What is required: Lines that hold the word "text" should be located and copied.

Exercise data:
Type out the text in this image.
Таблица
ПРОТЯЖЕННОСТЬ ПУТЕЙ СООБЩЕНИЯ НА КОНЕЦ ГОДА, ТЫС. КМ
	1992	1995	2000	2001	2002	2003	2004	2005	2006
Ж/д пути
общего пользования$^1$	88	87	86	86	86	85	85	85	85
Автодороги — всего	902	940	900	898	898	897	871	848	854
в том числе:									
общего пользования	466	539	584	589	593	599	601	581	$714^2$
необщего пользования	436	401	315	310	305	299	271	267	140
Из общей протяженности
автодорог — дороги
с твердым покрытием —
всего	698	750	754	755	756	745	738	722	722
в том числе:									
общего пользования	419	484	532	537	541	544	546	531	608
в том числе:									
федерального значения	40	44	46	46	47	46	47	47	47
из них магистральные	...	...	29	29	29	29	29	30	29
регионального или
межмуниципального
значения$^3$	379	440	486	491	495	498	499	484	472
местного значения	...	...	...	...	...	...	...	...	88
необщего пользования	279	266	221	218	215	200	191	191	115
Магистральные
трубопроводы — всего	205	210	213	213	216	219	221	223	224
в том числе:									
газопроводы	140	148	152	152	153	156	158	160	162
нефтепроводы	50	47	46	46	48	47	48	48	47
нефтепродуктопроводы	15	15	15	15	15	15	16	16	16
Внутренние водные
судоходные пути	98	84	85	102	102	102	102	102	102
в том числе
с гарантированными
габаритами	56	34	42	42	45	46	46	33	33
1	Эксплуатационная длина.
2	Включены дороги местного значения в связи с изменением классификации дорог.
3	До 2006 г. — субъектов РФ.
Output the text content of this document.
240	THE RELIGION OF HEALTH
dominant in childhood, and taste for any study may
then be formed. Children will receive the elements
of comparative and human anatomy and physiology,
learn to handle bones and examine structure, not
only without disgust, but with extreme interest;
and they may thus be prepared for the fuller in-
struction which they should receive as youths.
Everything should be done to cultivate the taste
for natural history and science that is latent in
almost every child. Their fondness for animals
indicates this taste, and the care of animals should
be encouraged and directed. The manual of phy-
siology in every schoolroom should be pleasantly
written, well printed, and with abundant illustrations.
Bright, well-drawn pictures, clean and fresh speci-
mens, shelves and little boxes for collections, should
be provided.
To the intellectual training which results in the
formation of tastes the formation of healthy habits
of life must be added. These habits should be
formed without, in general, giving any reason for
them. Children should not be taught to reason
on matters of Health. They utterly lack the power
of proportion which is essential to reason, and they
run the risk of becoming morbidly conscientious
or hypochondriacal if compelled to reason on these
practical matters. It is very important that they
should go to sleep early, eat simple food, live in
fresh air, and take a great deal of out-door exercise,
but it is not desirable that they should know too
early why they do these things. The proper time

Complete output:
Type out the text in this image.
Output the text content of this document.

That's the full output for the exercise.